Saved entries

>>>>>

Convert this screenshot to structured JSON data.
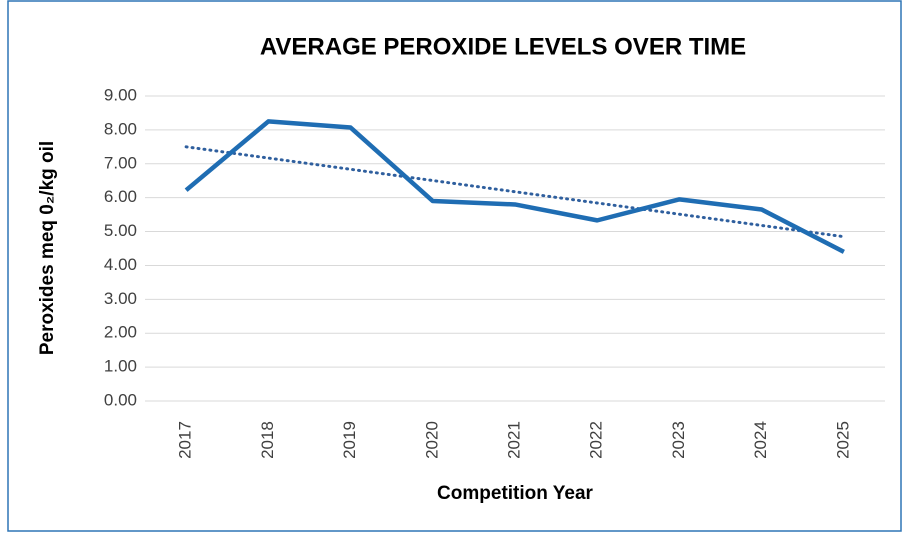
{
  "chart_data": {
    "type": "line",
    "title": "AVERAGE PEROXIDE LEVELS OVER TIME",
    "x_label": "Competition Year",
    "y_label": "Peroxides meq 0₂/kg oil",
    "categories": [
      "2017",
      "2018",
      "2019",
      "2020",
      "2021",
      "2022",
      "2023",
      "2024",
      "2025"
    ],
    "series": [
      {
        "name": "Peroxides",
        "color": "#1f6db3",
        "values": [
          6.22,
          8.25,
          8.07,
          5.9,
          5.8,
          5.33,
          5.95,
          5.65,
          4.4
        ]
      }
    ],
    "trendline": "linear",
    "trend_color": "#2f5f9e",
    "ylim": [
      0,
      9
    ],
    "yticks": [
      {
        "value": 0,
        "label": "0.00"
      },
      {
        "value": 1,
        "label": "1.00"
      },
      {
        "value": 2,
        "label": "2.00"
      },
      {
        "value": 3,
        "label": "3.00"
      },
      {
        "value": 4,
        "label": "4.00"
      },
      {
        "value": 5,
        "label": "5.00"
      },
      {
        "value": 6,
        "label": "6.00"
      },
      {
        "value": 7,
        "label": "7.00"
      },
      {
        "value": 8,
        "label": "8.00"
      },
      {
        "value": 9,
        "label": "9.00"
      }
    ],
    "grid": true
  }
}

<<<<<

#### The exercise
Go through the records above, find every line with the word "Peroxides", and list those lines.

#### Solution
    "y_label": "Peroxides meq 0₂/kg oil",
        "name": "Peroxides",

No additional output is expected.